▸ FRAGMENTO:
⁂
Foto: Cristóbal Manuel/El País.
Umberto Eco
(Alessandria, 1932) ha llegado a Burgos como el peregrino que remata su
andadura en Santiago: con la sensación de haber cumplido una promesa.
“Cuando tenía 20 años y preparaba mi tesis sobre estética medieval, veía
que el modelo de los portales románicos que estudiaba eran las escenas
del Apocalipsis de [las iglesias de] Castilla y León. Uno de los más
bellos Apocalipsis se encontraba en Burgos, aunque ya no existe. Además,
al escribir El nombre de la rosa tenía en mente la idea de un
bibliotecario ciego también de Burgos, de Silos; es decir, todas mis
fantasías han pasado por aquí”, cuenta satisfecho. El semiólogo recibió
ayer en la Universidad de Burgos un doctorado Honoris Causa —“el 39º”,
recuerda— en Historia Medieval.
El escritor, autor de ensayos sobre cómics y de novelas exitosas como
la citada, de 1980, o El péndulo de Foucault (1989) —ejemplos de lo que
los críticos han dado en llamar, no sin reparos por la contradicción,
best sellers cultos—, aparenta veinte años menos y apenas si utiliza un
bastón para apoyarse; de hecho, arrastra más las erres que las piernas.
La víspera ha estado trepando por las escaleras de un archivo burgalés
“donde se encuentran ejemplares con más de mil años de antigüedad, y sin
embargo nadie es capaz de decirnos cuánto nos va a durar un USB…” La
conversación va de la ceca a la meca y vuelve a las andadas, del libro
al ciberespacio; a juzgar por las continuas referencias informáticas,
podría deducirse que si tuviera que reeditar su clásico Apocalípticos e
integrados (1964), el célebre ensayo sobre la comunicación de masas,
podría renombrarlo Apocalípticos y enRedados. De la Galaxia Gutenberg a
la Galaxia Internet, el semiólogo italiano teje una sutil tela de araña
plagada de referencias librescas y detalles tecnológicos y de actualidad
a los que solo pone un coto: ni una palabra sobre política italiana o
la crisis europea.
Cosa extraña esta última, porque su discurso está empapado de un
entusiasta fervor europeísta, aunque no deja de reconocer la crisis de
ideas (o la lucha de tópicos) actual. “Sí, Europa está dividida en dos
estratos: uno superior con una profunda identidad europea; usted lo sabe
todo sobre el Fausto de Goethe, nosotros todo sobre Don Quijote,
tenemos una cultura común. He encontrado hace poco una página bellísima
de Proust, en el último volumen de En busca del tiempo perdido, cuando
cuenta desde París la guerra contra los alemanes y cómo bombardeaban
estos la ciudad, y sin embargo los personajes, que sabían que podían
morir bajo las bombas, escribían artículos sobre Schiller. La clase
intelectual (francesa), al margen de la guerra, continuaba sintiéndose
europea. Esto no sucede con personas de otro medio intelectual, que no
han comprendido todavía que tienen la suerte, por primera vez en
cincuenta años, de no estar matándose entre ellos. En Europa han muerto
40 millones de personas. Pero la comodidad de atravesar las fronteras
sin papeles ha hecho olvidar todo eso”.
⁂
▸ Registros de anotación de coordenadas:
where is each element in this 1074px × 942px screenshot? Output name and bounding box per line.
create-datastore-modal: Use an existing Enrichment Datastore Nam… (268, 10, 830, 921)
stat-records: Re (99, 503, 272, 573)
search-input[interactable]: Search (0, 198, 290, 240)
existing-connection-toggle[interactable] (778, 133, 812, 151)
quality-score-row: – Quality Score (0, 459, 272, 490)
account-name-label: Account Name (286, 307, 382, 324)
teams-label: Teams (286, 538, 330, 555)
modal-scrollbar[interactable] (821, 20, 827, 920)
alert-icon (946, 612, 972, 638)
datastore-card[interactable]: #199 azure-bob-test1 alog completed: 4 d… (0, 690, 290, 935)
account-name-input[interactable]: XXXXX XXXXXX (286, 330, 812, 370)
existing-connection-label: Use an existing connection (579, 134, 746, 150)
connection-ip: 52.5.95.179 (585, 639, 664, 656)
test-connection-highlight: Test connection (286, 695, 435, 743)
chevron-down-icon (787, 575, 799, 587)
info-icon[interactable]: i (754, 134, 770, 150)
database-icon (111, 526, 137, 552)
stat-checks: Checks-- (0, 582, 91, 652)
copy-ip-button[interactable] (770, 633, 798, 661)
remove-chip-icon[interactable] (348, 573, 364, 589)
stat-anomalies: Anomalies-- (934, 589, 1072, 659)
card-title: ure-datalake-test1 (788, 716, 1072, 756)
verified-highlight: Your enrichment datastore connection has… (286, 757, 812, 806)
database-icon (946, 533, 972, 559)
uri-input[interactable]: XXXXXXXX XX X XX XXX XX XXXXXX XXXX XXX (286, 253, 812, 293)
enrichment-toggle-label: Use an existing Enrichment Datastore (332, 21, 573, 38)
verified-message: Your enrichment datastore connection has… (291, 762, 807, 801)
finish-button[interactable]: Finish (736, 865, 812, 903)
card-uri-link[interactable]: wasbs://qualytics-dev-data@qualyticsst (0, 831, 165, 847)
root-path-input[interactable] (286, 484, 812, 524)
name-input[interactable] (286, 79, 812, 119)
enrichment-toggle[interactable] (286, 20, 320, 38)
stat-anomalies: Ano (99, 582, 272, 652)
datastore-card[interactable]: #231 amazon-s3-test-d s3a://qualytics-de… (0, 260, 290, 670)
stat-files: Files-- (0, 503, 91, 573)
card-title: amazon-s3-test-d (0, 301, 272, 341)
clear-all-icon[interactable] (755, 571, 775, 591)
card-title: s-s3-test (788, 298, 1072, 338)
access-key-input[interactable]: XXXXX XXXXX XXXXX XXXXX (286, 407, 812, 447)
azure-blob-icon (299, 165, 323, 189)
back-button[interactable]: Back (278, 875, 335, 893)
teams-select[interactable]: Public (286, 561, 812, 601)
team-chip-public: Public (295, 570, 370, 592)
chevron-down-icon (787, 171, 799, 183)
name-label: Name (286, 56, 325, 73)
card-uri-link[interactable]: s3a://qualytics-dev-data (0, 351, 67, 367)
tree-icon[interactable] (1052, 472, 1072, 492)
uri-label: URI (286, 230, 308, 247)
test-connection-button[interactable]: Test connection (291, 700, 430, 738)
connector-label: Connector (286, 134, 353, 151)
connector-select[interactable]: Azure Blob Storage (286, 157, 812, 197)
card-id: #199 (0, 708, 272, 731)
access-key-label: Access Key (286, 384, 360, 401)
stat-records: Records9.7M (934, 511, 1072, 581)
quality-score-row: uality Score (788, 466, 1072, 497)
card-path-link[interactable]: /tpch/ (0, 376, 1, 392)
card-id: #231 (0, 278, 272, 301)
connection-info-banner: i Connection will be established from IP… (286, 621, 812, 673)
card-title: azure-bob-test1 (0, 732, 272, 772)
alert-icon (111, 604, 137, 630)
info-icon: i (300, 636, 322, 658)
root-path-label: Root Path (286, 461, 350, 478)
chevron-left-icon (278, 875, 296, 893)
⁂
▸ TAREAS PENDIENTES:
1. Por favor, reproduce del texto sobre Umberto Eco el pasaje comprendido entre "Umberto Eco" y "cumplido una promesa.", ambos incluidos.
2. Indica si cada afirmación concuerda con el texto sobre Umberto Eco, con sí o no y las palabras del texto que lo deciden, citadas literalmente: (a) Eco recibió un doctorado Honoris Causa en la Universidad de Burgos. (b) Durante la conversación, Eco habló de política italiana. (c) El péndulo de Foucault se publicó en 1980.
3. Continúa el texto sobre Umberto Eco a partir de su última frase.

▸ RESULTADOS:
1.
Umberto Eco
(Alessandria, 1932) ha llegado a Burgos como el peregrino que remata su
andadura en Santiago: con la sensación de haber cumplido una promesa.

2.
(a) Sí: "El semiólogo recibió ayer en la Universidad de Burgos un doctorado Honoris Causa".
(b) No: "ni una palabra sobre política italiana o la crisis europea".
(c) No: "El péndulo de Foucault (1989)".

3.
Para forjar más Europa, Eco reivindica fórmulas de intercambio como
el Erasmus. “Ha sido una gran idea, no solo porque ha permitido
conocerse, e incluso casarse, a europeos de distintos países, y
permitirá crear en las próximas décadas una clase dirigente al menos
bilingüe… Pero fuera de ese nivel es muy difícil. En un congreso de
alcaldes europeos en Florencia, propuse para los trabajadores
[municipales] un intercambio parecido al Erasmus, y salió un alcalde de
Gales, y dijo: “Me la sopla que uno de los míos vaya a Ámsterdam; en
todo caso a Londres… (risas)”.
Hablando de Europa, resulta imposible sustraerse a la palabra crisis,
aunque orille adrede lo político. ¿La crisis le sienta mal a la
cultura, la perturba mucho o, al contrario, la espolea? “La cultura es
una crisis continua. La cultura no está en crisis, es una crisis
continua. La crisis es condición necesaria para su desarrollo”. ¿Y la
mercantilización del producto cultural, o el riesgo de privatización del
patrimonio? Es un fenómeno que en realidad tiene muchos siglos de
antigüedad, recuerda Eco, en referencia al patrocinio privado de
actividades culturales (la restauración del Coliseo romano por una firma
de zapatos, o los palacios venecianos propiedad de grandes fortunas que
exhiben su poderío y su logo): “Eso siempre ha existido. Virgilio era
pagado por Augusto; Ariosto cobraba de un duque. De alguna manera, si yo
hubiese vivido en el siglo XVII habría debido estado al servicio de un
señor; hoy no, mi trabajo literario o docente me permite vivir. En este
sentido, la cultura es hoy más libre. Todos los textos en el ochocientos
se inician con una loa al señor, al rey, es como si hoy tuviese que
encabezar todos mis libros con un elogio de Berlusconi (risas)… Es justo
que una empresa colabore con fondos para restaurar el Coliseo de Roma…”
En sus múltiples escritos Eco ha dejado dicho que la verdadera
felicidad es la inquietud por saber, por conocer. “Es lo que Aristóteles
llamaba maravillarse, sorprenderse… La filosofía siempre comienza con
un gran ohhh!” ¿Y el conocimiento es acaso como el viaje a Ítaca de
Kavafis, un recorrido que no debe terminar jamás? “Sí, pero además el
placer de conocer no tiene nada de aristocrático, es un campesino que
descubre un nuevo modo de hacer un injerto; evidentemente, hay
campesinos a los que esos pequeños descubrimientos procuran placer y a
otros no. Son dos especies distintas, pero naturalmente depende del
ambiente; a mí me inoculó el gusto por los libros de pequeño… Y por eso
al cabo de los años soy feliz, y a veces infeliz, pero vivo activamente
mientras que muchos viven como vegetales”.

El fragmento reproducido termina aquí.